Saved entries:
__________________________________________________

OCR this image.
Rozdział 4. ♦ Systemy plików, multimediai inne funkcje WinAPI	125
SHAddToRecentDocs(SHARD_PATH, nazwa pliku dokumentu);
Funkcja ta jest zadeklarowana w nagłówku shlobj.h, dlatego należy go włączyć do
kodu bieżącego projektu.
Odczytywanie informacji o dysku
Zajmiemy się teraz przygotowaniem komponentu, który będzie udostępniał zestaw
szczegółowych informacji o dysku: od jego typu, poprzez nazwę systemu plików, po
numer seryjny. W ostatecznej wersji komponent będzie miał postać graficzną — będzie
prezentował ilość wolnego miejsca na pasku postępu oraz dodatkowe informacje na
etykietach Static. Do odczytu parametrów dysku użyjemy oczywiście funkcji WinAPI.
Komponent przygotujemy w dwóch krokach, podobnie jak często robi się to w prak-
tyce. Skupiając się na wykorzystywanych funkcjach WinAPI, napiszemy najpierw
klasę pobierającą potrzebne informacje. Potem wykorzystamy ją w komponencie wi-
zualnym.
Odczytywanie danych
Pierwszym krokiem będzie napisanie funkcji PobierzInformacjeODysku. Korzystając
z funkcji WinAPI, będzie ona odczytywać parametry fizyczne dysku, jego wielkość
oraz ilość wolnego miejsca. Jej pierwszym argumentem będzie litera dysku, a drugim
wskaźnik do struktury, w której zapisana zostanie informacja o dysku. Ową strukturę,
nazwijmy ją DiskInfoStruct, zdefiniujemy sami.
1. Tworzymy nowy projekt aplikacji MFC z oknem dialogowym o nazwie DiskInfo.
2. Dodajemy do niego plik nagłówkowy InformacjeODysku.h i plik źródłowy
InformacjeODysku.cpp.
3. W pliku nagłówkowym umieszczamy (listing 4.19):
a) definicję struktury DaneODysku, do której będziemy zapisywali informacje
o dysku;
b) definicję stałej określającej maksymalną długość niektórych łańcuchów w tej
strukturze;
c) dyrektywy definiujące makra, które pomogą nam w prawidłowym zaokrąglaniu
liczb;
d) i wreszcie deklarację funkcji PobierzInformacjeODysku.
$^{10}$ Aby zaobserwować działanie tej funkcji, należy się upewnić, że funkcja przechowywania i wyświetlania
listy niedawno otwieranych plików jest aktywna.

__________________________________________________

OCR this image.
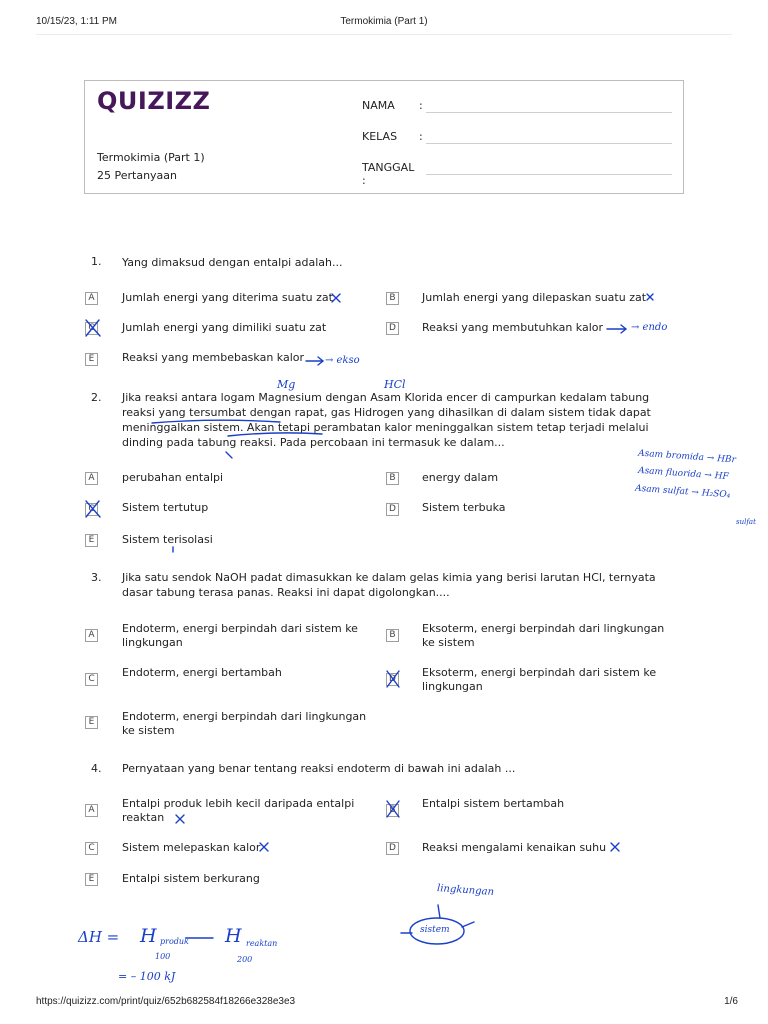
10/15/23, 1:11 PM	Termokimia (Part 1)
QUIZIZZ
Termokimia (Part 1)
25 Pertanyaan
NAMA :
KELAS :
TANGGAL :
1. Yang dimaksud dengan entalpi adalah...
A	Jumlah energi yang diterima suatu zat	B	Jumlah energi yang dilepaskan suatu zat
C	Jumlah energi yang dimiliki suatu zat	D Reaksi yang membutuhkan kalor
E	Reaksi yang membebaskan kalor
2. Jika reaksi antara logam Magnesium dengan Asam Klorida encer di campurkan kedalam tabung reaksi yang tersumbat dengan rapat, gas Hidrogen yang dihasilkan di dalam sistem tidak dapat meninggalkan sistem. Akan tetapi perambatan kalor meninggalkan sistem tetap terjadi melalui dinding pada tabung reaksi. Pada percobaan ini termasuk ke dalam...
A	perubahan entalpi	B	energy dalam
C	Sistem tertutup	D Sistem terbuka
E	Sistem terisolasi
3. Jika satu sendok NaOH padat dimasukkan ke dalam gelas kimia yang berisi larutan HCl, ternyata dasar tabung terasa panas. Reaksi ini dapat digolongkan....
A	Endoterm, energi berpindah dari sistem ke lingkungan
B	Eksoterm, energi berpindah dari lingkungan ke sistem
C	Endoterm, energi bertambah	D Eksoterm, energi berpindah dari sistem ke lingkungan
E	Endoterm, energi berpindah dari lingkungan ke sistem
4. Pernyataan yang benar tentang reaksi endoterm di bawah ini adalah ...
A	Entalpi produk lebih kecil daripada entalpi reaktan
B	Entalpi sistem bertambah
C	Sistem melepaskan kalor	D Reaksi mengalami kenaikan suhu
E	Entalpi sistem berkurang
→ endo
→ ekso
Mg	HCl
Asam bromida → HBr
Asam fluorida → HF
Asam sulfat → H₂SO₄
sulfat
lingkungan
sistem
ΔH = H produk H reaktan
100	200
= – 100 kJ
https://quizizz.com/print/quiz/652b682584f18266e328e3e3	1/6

__________________________________________________

__EXERCISE GOAL__.
How many lines of these entries contain the string "należy"? Reply with the number alone.

__OUTPUT FOR THIS TASK__.
2